— DIRECTIONS —
Write only the number of lines holding the string "name".

— MATERIAL FOR THIS EXERCISE —
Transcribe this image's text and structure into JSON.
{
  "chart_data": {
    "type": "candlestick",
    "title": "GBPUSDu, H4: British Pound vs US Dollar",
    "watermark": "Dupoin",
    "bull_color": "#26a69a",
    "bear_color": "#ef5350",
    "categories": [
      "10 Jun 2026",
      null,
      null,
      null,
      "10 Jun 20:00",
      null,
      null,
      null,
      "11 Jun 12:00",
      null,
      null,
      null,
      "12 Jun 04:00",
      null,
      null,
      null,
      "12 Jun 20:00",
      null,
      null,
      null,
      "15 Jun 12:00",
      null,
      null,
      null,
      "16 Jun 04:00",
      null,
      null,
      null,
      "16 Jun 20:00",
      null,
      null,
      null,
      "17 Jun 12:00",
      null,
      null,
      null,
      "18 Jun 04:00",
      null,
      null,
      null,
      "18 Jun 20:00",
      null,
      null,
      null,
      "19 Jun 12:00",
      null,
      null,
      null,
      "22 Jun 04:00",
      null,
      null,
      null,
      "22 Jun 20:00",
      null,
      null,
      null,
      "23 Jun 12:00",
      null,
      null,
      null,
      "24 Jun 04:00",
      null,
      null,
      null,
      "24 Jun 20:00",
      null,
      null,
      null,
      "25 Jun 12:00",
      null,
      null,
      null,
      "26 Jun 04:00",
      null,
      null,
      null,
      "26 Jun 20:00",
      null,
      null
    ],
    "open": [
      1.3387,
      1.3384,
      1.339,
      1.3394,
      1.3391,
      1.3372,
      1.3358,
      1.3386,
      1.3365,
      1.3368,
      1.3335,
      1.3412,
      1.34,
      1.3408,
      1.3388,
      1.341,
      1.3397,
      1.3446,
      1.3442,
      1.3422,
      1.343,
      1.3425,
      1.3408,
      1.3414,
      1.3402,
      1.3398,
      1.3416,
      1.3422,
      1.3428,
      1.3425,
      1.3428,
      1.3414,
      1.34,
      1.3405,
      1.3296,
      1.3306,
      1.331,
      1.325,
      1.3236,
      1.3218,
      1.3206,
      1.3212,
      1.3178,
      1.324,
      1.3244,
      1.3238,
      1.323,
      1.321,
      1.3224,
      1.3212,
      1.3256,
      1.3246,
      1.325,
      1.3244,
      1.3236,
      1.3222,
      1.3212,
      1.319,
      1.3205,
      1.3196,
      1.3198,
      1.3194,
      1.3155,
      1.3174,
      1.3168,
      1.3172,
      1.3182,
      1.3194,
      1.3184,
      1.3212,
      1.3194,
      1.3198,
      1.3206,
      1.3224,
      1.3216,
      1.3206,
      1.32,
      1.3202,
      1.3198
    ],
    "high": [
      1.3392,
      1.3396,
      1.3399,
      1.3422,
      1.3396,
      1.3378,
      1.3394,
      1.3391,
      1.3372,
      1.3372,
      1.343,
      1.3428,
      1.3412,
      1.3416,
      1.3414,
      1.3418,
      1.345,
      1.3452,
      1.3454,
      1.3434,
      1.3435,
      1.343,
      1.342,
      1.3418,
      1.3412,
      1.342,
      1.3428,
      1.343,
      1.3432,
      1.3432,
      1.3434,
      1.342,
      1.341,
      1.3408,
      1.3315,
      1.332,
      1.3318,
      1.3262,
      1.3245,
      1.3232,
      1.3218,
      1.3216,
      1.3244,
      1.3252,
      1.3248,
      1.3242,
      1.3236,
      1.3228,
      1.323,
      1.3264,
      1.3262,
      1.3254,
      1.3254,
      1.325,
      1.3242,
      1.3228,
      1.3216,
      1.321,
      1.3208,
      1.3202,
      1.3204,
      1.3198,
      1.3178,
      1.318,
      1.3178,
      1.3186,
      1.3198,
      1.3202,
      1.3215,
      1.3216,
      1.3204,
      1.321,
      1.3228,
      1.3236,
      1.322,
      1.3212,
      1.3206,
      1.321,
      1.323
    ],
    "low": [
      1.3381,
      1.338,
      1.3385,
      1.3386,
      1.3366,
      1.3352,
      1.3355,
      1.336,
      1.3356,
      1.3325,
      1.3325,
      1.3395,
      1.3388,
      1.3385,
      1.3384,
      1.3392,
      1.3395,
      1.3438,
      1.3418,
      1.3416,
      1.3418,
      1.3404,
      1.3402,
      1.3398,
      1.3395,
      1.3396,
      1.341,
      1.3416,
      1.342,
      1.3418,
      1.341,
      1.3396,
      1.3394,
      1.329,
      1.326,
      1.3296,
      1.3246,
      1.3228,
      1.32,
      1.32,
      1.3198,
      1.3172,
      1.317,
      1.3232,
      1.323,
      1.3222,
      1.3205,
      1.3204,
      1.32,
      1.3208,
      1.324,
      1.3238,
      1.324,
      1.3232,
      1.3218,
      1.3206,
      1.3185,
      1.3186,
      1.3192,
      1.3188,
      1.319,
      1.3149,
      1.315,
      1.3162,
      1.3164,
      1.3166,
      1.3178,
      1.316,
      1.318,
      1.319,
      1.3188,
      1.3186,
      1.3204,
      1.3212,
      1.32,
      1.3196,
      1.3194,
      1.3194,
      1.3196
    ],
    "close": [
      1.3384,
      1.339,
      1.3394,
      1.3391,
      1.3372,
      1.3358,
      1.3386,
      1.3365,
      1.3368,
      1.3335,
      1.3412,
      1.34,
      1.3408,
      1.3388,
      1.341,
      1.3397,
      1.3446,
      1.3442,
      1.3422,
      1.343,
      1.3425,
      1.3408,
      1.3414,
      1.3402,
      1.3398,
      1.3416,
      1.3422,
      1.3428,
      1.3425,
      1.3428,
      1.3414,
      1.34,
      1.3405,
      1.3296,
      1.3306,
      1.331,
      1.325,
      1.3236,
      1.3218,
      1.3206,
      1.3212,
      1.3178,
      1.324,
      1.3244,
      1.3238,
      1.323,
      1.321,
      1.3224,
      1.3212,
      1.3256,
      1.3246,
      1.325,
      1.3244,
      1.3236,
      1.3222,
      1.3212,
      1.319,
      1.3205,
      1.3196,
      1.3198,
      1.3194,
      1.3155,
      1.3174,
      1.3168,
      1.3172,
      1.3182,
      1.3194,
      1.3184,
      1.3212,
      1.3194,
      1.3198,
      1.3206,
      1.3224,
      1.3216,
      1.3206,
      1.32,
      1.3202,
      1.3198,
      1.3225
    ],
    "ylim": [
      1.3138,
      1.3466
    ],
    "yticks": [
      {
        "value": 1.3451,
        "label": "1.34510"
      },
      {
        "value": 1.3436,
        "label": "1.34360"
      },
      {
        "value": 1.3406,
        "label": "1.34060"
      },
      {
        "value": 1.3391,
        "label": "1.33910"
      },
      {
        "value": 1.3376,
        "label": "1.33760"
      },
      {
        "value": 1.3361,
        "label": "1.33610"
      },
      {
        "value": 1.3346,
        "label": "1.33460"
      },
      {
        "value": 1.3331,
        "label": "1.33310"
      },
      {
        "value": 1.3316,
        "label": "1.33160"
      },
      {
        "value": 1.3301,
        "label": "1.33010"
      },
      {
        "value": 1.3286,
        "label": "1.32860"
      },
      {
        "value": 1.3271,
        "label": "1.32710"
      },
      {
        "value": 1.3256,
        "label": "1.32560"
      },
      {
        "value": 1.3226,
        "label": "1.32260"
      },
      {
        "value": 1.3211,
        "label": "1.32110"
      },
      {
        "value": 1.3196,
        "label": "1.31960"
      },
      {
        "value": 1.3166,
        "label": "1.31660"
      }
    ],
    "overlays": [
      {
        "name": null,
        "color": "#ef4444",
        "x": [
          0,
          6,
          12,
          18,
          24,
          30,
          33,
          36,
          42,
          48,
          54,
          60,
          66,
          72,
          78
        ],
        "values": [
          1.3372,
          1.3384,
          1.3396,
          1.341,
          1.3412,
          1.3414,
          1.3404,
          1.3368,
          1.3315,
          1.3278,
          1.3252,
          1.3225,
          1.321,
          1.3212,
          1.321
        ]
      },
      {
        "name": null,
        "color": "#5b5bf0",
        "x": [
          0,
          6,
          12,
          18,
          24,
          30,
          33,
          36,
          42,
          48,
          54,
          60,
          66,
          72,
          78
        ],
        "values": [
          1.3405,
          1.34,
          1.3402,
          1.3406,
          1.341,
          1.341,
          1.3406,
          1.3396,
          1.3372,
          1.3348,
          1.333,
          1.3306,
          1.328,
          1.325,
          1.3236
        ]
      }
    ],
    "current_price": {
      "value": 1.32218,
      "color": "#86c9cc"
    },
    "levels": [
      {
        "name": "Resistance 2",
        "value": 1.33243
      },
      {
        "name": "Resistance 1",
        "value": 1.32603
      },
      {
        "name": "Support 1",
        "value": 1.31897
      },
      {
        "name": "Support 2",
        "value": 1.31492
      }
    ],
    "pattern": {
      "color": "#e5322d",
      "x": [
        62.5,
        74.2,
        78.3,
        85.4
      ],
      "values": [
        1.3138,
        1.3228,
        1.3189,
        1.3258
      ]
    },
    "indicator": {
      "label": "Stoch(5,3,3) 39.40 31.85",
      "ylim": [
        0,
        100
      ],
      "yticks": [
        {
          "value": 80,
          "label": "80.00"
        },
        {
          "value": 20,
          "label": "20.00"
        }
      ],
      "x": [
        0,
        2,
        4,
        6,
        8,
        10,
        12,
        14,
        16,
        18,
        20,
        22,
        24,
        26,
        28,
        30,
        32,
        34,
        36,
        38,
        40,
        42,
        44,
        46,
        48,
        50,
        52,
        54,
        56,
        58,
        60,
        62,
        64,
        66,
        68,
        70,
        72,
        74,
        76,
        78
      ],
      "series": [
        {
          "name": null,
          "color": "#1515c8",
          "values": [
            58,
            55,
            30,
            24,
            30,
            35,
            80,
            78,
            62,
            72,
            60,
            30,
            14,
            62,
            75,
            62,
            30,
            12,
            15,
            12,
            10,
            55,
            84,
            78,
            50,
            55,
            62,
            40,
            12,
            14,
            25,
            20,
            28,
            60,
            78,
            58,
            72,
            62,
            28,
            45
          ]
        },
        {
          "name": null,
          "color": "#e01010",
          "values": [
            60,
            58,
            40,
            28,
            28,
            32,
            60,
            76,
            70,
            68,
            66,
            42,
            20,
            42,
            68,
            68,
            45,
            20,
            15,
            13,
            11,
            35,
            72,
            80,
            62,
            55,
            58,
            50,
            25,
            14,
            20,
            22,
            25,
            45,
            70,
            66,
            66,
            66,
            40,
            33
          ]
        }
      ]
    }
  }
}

— TASK OUTPUT —
8